START PROVIDED TEXT
Pukyong National University (PKNU) is a national university in Busan, South Korea, formed in 1996. The university has two campuses, Daeyeon-dong and Yongdang-dong, situated near the coastal district of Nam-gu. PKNU has a traditional focus on fisheries sciences and other maritime fields, and has extensive facilities for Marine and Technology studies. 

The school's symbol mascot is anthropomorphic Moby Dick, "Baek Kyung-i". The school name was changed through a vote in August 2021.

History
PKNU was formed in 1996 from the merger of two national universities with long histories, the National Fisheries University of Busan, established in 1941, and the Busan National University of Technology, which was established in 1924. 

Historically, Daeyeon-dong was a small fishing village populated by anchovy fishermen. In the early years of the 20th century these fishermen found their products in high demand and they became quite wealthy. They used the money to purchase what is now the Daeyeon-dong campus site and donated it to the government, under the condition that it be used to establish a training centre for their industry. During the Korean War, the Daeyeon campus was used as an airfield by the U.S. Air Force. Local residents constructed a large Dol-Jip "stone house" for the commanding officers and pilots. Today this building is used as a student cafeteria.

Before Integration (~1996)

National Fisheries University of Busan 
The National Fisheries University of Busan was the only higher education institution located in South Gyeongsang Province in Korea under Japanese rule and 5 years after liberation. The other higher education institutes were located in Keijō(4 academies), North Korea region, and South regions including Keijō Imperial University. In 1944, it was renamed Pusan Fisheries University and established Fisheries college in Shimonoseki, Yamaguchi (city). 

On 15 May 1946, when Pusan National University was established, it was integrated into the Department of Fisheries. When it came to July 1947, it became an independent university and was promoted to National Fisheries University of Pusan. Immediately after 16 May 1961, it was forcibly integrated into PNU due to external pressure from the government but separated again from PNU in 1964.

On 6 November 1986, the Department of Fisheries and Oceanography, Science and Engineering, and Social Science were established, and on 1 March 1990, it was promoted to a comprehensive university and reorganized into nine departments (University of Fisheries and Maritime Affairs, College of Natural Sciences, College of Engineering, and College of Humanities and Social Sciences and more). On 1 March 1996, 6 universities and 39 departments were established, 29 master's courses were established in graduate schools, 23 doctoral courses, 4 majors in graduate schools of education, and 16 master's courses in graduate schools of industry.

Busan National University of Technology 
The university was established in Bosu-dong, Jung-gu on 5 May 1924, in the name of Pusan Public Industrial Continuation School (two-year system). The Temporary Special Act on Education and Education was abolished in 1963, which increased the need for higher education. On 29 September 1973, the school was approved for establishment as the National Pusan Technical School (5-year system). 

7 December 1983, eight departments were established, approved for promotion and reorganization as Pusan Open University (4-year system). On 4 May 1988, the school name was changed to Pusan National University of Technology.
END PROVIDED TEXT
- _INSTRUCTIONS_:
1. Answer the following from the Pukyong National University text:
(a) What are the names of the university's two campuses?
(b) What is the Dol-Jip "stone house" used for today?
(c) On what date was Busan National University of Technology established, and under what name?
2. Write the next part of the Pukyong National University text, starting after its final sentence.
START DATASET ENTRIES
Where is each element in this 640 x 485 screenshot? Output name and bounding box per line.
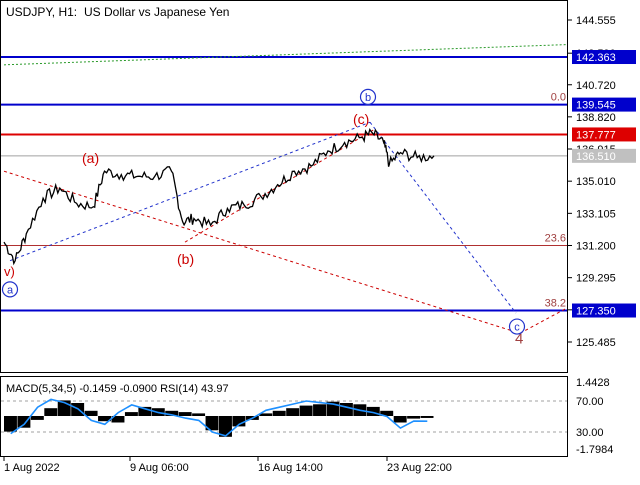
END DATASET ENTRIES
START DATASET ENTRIES
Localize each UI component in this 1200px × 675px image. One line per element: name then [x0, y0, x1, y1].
END DATASET ENTRIES
- _FINAL ANSWERS_:
1.
(a) Daeyeon-dong and Yongdang-dong.
(b) It is used as a student cafeteria.
(c) It was established on 5 May 1924 as Pusan Public Industrial Continuation School (two-year system).

2.
On 6 March 1990, the Graduate School of Industrial Technology was newly established and five departments were opened. On 24 February 1993, the school name was changed to Pusan National University of Technology, after being promoted to a general university. On 1 March 1996, Pusan National University of Technology was integrated into PKNU.

After Integration 
On 6 July 1996, Pusan National University of Fisheries and Pusan National University of Technology were integrated and established with approval for the establishment of Pukyong National University (58 departments under 6 universities), with 31 master's courses, four master's courses in education, and 31 master's courses in the industry. The school name change was discussed from the days of Pusan National University of Fisheries, which was promoted to a general university before the integration, but the school name Pusan National University of Fisheries was used until it was integrated without approval from the Ministry of Education at the time.

In 1996, the International Exchange Center and the European Information Center were established, and in 1997, the University Fisheries Science Research Institute Vancouver was established, and in 1998, a joint laboratory in Daeyeon Campus was established. In 1999, the BK21 Regional Leading Machinery Industry Human Resources Development Project Group was established, and the Pukyong National University Lifelong Education Center was established.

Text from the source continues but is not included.